-------- Provided records

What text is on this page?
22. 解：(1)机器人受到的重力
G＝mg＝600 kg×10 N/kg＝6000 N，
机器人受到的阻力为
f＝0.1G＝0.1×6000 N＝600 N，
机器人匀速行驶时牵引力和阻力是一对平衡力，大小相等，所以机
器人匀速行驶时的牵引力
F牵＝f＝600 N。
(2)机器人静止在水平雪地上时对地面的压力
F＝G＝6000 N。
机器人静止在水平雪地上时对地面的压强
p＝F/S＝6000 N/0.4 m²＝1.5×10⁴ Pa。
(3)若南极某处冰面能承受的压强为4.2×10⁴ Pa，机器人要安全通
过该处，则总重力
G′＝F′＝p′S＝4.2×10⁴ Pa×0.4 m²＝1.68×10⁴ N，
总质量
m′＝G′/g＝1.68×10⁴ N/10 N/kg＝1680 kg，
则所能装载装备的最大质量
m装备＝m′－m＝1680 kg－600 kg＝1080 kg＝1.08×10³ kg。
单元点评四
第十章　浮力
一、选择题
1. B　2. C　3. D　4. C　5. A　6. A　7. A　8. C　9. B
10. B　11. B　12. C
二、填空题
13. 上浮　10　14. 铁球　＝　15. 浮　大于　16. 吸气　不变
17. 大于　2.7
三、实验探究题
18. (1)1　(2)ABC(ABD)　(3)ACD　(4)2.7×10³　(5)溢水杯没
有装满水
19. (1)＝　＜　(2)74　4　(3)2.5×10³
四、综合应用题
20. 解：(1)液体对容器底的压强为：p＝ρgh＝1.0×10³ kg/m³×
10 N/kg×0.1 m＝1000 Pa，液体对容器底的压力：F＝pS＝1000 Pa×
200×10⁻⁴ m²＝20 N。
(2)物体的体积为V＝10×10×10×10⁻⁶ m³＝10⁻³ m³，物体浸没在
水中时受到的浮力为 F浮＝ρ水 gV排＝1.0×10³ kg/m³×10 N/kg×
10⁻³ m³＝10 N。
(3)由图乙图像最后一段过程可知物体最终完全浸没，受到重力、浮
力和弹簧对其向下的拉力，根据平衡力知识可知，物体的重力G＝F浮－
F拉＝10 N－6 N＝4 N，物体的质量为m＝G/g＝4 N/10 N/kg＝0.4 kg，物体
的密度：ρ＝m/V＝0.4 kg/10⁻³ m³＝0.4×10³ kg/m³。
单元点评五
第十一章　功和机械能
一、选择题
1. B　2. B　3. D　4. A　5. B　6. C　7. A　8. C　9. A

----------------

— The request —
Your task is to extract all of the records exactly.

— Correct output —
What text is on this page?
22. 解：(1)机器人受到的重力
G＝mg＝600 kg×10 N/kg＝6000 N，
机器人受到的阻力为
f＝0.1G＝0.1×6000 N＝600 N，
机器人匀速行驶时牵引力和阻力是一对平衡力，大小相等，所以机
器人匀速行驶时的牵引力
F牵＝f＝600 N。
(2)机器人静止在水平雪地上时对地面的压力
F＝G＝6000 N。
机器人静止在水平雪地上时对地面的压强
p＝F/S＝6000 N/0.4 m²＝1.5×10⁴ Pa。
(3)若南极某处冰面能承受的压强为4.2×10⁴ Pa，机器人要安全通
过该处，则总重力
G′＝F′＝p′S＝4.2×10⁴ Pa×0.4 m²＝1.68×10⁴ N，
总质量
m′＝G′/g＝1.68×10⁴ N/10 N/kg＝1680 kg，
则所能装载装备的最大质量
m装备＝m′－m＝1680 kg－600 kg＝1080 kg＝1.08×10³ kg。
单元点评四
第十章　浮力
一、选择题
1. B　2. C　3. D　4. C　5. A　6. A　7. A　8. C　9. B
10. B　11. B　12. C
二、填空题
13. 上浮　10　14. 铁球　＝　15. 浮　大于　16. 吸气　不变
17. 大于　2.7
三、实验探究题
18. (1)1　(2)ABC(ABD)　(3)ACD　(4)2.7×10³　(5)溢水杯没
有装满水
19. (1)＝　＜　(2)74　4　(3)2.5×10³
四、综合应用题
20. 解：(1)液体对容器底的压强为：p＝ρgh＝1.0×10³ kg/m³×
10 N/kg×0.1 m＝1000 Pa，液体对容器底的压力：F＝pS＝1000 Pa×
200×10⁻⁴ m²＝20 N。
(2)物体的体积为V＝10×10×10×10⁻⁶ m³＝10⁻³ m³，物体浸没在
水中时受到的浮力为 F浮＝ρ水 gV排＝1.0×10³ kg/m³×10 N/kg×
10⁻³ m³＝10 N。
(3)由图乙图像最后一段过程可知物体最终完全浸没，受到重力、浮
力和弹簧对其向下的拉力，根据平衡力知识可知，物体的重力G＝F浮－
F拉＝10 N－6 N＝4 N，物体的质量为m＝G/g＝4 N/10 N/kg＝0.4 kg，物体
的密度：ρ＝m/V＝0.4 kg/10⁻³ m³＝0.4×10³ kg/m³。
单元点评五
第十一章　功和机械能
一、选择题
1. B　2. B　3. D　4. A　5. B　6. C　7. A　8. C　9. A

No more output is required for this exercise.